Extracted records
◆ ◆ ◆ ◆ ◆
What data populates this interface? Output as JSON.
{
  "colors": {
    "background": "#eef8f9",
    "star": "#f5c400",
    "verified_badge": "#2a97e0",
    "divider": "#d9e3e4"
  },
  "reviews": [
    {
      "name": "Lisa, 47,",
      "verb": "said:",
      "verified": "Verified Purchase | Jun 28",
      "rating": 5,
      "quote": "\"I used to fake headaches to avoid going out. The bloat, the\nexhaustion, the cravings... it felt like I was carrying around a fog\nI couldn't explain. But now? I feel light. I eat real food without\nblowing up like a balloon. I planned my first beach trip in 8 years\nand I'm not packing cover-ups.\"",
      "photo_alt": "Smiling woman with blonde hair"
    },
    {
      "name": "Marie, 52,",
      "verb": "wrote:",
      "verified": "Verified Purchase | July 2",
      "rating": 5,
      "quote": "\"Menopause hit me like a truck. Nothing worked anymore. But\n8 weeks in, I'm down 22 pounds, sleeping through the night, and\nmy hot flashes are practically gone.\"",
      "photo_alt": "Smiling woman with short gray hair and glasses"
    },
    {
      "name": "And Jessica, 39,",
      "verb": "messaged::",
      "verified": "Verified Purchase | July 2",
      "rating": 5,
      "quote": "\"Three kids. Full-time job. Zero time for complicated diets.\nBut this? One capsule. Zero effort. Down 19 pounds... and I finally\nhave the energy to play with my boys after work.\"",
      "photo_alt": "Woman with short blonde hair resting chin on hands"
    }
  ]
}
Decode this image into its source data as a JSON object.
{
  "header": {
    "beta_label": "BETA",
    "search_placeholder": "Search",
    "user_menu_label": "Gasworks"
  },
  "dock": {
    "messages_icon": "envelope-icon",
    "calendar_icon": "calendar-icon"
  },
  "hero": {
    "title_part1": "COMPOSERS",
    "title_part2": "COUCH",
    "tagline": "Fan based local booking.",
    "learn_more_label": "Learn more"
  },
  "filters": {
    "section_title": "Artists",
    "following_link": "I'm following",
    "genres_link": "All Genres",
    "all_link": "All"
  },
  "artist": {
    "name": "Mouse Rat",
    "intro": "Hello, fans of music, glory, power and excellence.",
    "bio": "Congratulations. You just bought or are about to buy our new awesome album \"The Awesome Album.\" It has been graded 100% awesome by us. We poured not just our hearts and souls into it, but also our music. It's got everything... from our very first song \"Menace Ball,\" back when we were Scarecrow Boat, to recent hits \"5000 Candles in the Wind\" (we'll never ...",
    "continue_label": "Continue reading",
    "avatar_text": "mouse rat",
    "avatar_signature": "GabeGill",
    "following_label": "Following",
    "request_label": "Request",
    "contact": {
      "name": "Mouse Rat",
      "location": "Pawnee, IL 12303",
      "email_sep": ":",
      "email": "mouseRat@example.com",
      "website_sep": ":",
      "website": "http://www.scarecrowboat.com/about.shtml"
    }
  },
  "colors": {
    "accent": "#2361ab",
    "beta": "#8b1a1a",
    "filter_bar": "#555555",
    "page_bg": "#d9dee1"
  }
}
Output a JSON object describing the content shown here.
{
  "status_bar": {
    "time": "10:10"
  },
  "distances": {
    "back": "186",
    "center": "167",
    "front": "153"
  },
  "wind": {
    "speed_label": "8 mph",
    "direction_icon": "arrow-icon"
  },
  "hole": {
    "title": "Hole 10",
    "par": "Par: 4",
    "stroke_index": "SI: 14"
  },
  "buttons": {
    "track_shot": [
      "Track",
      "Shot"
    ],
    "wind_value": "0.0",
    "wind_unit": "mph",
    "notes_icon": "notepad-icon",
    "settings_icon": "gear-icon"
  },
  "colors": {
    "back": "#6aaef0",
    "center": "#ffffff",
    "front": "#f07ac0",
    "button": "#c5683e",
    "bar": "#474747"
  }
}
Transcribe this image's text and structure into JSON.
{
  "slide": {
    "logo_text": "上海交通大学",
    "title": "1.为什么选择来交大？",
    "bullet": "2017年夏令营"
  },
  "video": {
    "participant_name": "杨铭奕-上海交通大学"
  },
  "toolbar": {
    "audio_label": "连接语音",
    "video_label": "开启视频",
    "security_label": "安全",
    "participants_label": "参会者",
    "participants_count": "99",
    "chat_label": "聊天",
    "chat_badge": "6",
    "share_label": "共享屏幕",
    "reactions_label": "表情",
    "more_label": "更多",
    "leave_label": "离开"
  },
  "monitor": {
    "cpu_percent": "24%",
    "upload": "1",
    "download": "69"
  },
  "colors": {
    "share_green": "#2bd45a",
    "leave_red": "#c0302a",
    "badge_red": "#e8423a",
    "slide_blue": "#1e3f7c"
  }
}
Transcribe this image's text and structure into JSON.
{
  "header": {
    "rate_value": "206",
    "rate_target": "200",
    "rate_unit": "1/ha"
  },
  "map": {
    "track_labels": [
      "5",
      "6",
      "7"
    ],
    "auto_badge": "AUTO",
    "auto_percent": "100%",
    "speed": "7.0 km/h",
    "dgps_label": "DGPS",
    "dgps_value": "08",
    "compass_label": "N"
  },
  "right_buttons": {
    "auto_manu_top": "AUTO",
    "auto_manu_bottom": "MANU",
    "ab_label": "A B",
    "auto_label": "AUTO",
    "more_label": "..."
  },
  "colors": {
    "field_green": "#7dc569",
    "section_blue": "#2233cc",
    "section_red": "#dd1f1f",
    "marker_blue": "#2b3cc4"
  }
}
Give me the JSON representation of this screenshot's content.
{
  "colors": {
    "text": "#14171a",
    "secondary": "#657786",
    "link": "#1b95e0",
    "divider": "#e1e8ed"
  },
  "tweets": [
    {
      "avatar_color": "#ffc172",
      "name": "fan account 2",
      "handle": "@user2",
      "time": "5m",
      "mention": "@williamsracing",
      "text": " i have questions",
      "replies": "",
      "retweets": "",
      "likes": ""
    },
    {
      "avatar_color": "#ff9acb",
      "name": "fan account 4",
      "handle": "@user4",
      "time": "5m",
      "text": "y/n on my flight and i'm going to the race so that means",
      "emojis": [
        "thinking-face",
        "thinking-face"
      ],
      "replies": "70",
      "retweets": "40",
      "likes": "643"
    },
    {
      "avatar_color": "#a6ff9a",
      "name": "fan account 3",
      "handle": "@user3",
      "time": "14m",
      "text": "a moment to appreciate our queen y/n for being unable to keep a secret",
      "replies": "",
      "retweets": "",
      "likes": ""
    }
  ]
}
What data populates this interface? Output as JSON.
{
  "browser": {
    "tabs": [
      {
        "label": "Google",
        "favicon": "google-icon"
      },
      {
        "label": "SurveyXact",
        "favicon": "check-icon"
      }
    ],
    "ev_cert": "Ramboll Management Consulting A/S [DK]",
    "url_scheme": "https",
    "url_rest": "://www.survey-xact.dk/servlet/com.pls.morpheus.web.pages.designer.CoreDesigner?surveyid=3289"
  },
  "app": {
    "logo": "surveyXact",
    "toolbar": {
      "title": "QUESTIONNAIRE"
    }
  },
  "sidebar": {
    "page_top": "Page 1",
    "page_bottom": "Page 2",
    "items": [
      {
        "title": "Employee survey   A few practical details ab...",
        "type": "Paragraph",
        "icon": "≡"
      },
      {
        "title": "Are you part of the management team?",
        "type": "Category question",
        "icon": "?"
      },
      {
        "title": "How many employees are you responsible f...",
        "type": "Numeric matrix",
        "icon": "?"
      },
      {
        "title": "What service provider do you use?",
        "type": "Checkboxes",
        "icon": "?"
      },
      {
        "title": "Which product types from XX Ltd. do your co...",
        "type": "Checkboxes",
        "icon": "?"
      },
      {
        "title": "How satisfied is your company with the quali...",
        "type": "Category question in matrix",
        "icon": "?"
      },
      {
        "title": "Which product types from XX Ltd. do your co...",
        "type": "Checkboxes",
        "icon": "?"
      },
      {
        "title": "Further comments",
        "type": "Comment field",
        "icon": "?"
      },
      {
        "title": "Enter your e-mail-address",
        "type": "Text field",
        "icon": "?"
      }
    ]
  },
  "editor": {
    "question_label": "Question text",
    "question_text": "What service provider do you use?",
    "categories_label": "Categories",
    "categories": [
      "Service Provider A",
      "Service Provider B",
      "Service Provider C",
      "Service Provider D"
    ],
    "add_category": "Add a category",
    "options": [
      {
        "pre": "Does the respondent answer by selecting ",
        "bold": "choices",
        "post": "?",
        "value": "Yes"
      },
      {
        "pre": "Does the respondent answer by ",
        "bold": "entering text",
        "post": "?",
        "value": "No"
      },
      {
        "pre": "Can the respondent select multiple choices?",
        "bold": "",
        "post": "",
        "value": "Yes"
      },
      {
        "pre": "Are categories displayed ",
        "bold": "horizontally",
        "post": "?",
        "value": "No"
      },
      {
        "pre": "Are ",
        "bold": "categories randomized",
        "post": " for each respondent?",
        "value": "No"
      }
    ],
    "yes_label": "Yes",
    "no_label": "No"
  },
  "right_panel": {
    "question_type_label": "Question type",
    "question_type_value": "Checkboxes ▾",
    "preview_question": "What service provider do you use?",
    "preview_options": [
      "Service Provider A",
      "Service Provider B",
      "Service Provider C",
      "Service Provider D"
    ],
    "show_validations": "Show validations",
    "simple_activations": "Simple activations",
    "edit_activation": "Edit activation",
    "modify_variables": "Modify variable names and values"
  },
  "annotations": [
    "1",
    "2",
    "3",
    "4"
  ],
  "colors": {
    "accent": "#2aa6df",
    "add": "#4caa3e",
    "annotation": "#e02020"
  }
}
◆ ◆ ◆ ◆ ◆
→ What is being asked:
Search the data for "hair" and list every line in which it occurs.

→ Problem solution:
      "photo_alt": "Smiling woman with blonde hair"
      "photo_alt": "Smiling woman with short gray hair and glasses"
      "photo_alt": "Woman with short blonde hair resting chin on hands"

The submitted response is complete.